The exercise: The data below must be copied in full and without any change.

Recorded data

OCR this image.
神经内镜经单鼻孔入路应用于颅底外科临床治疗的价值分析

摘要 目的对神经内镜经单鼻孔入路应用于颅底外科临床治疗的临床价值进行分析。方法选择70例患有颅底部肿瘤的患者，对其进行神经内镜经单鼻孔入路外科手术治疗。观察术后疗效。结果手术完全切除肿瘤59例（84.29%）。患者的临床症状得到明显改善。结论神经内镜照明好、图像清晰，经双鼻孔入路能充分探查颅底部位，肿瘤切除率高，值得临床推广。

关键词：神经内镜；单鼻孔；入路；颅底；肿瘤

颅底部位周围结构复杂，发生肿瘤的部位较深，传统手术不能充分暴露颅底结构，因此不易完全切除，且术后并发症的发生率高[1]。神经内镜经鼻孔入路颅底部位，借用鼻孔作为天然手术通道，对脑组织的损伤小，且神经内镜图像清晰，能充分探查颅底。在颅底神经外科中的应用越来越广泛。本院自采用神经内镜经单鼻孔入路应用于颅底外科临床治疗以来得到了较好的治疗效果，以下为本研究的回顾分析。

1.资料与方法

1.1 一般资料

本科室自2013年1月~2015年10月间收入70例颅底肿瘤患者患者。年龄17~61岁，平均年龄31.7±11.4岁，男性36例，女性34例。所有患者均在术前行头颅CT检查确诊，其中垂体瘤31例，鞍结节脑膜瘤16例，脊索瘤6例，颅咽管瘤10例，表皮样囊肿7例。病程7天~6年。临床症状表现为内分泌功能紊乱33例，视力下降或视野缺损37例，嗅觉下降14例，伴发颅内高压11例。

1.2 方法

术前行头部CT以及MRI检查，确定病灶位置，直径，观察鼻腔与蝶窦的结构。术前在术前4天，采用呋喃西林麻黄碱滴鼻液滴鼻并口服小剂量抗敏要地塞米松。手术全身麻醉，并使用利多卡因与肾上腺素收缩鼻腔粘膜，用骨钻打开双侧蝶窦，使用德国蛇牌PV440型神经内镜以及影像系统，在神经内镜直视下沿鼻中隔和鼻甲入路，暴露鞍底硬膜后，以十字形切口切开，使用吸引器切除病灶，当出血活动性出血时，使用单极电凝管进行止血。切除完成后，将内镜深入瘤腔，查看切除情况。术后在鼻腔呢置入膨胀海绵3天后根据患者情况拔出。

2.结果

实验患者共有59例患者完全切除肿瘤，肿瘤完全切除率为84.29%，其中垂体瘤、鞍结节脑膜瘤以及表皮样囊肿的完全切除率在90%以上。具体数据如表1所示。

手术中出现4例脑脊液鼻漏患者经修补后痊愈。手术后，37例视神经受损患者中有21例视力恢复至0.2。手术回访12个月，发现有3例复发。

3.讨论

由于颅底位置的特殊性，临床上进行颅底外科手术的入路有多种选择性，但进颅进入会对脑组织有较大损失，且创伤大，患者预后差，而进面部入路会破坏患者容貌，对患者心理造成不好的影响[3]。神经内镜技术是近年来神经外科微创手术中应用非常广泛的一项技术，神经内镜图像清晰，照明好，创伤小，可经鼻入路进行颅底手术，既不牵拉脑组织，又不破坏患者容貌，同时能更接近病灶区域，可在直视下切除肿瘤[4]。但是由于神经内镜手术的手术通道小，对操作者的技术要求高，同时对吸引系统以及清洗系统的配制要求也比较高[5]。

Answer:
OCR this image.
神经内镜经单鼻孔入路应用于颅底外科临床治疗的价值分析

摘要 目的对神经内镜经单鼻孔入路应用于颅底外科临床治疗的临床价值进行分析。方法选择70例患有颅底部肿瘤的患者，对其进行神经内镜经单鼻孔入路外科手术治疗。观察术后疗效。结果手术完全切除肿瘤59例（84.29%）。患者的临床症状得到明显改善。结论神经内镜照明好、图像清晰，经双鼻孔入路能充分探查颅底部位，肿瘤切除率高，值得临床推广。

关键词：神经内镜；单鼻孔；入路；颅底；肿瘤

颅底部位周围结构复杂，发生肿瘤的部位较深，传统手术不能充分暴露颅底结构，因此不易完全切除，且术后并发症的发生率高[1]。神经内镜经鼻孔入路颅底部位，借用鼻孔作为天然手术通道，对脑组织的损伤小，且神经内镜图像清晰，能充分探查颅底。在颅底神经外科中的应用越来越广泛。本院自采用神经内镜经单鼻孔入路应用于颅底外科临床治疗以来得到了较好的治疗效果，以下为本研究的回顾分析。

1.资料与方法

1.1 一般资料

本科室自2013年1月~2015年10月间收入70例颅底肿瘤患者患者。年龄17~61岁，平均年龄31.7±11.4岁，男性36例，女性34例。所有患者均在术前行头颅CT检查确诊，其中垂体瘤31例，鞍结节脑膜瘤16例，脊索瘤6例，颅咽管瘤10例，表皮样囊肿7例。病程7天~6年。临床症状表现为内分泌功能紊乱33例，视力下降或视野缺损37例，嗅觉下降14例，伴发颅内高压11例。

1.2 方法

术前行头部CT以及MRI检查，确定病灶位置，直径，观察鼻腔与蝶窦的结构。术前在术前4天，采用呋喃西林麻黄碱滴鼻液滴鼻并口服小剂量抗敏要地塞米松。手术全身麻醉，并使用利多卡因与肾上腺素收缩鼻腔粘膜，用骨钻打开双侧蝶窦，使用德国蛇牌PV440型神经内镜以及影像系统，在神经内镜直视下沿鼻中隔和鼻甲入路，暴露鞍底硬膜后，以十字形切口切开，使用吸引器切除病灶，当出血活动性出血时，使用单极电凝管进行止血。切除完成后，将内镜深入瘤腔，查看切除情况。术后在鼻腔呢置入膨胀海绵3天后根据患者情况拔出。

2.结果

实验患者共有59例患者完全切除肿瘤，肿瘤完全切除率为84.29%，其中垂体瘤、鞍结节脑膜瘤以及表皮样囊肿的完全切除率在90%以上。具体数据如表1所示。

手术中出现4例脑脊液鼻漏患者经修补后痊愈。手术后，37例视神经受损患者中有21例视力恢复至0.2。手术回访12个月，发现有3例复发。

3.讨论

由于颅底位置的特殊性，临床上进行颅底外科手术的入路有多种选择性，但进颅进入会对脑组织有较大损失，且创伤大，患者预后差，而进面部入路会破坏患者容貌，对患者心理造成不好的影响[3]。神经内镜技术是近年来神经外科微创手术中应用非常广泛的一项技术，神经内镜图像清晰，照明好，创伤小，可经鼻入路进行颅底手术，既不牵拉脑组织，又不破坏患者容貌，同时能更接近病灶区域，可在直视下切除肿瘤[4]。但是由于神经内镜手术的手术通道小，对操作者的技术要求高，同时对吸引系统以及清洗系统的配制要求也比较高[5]。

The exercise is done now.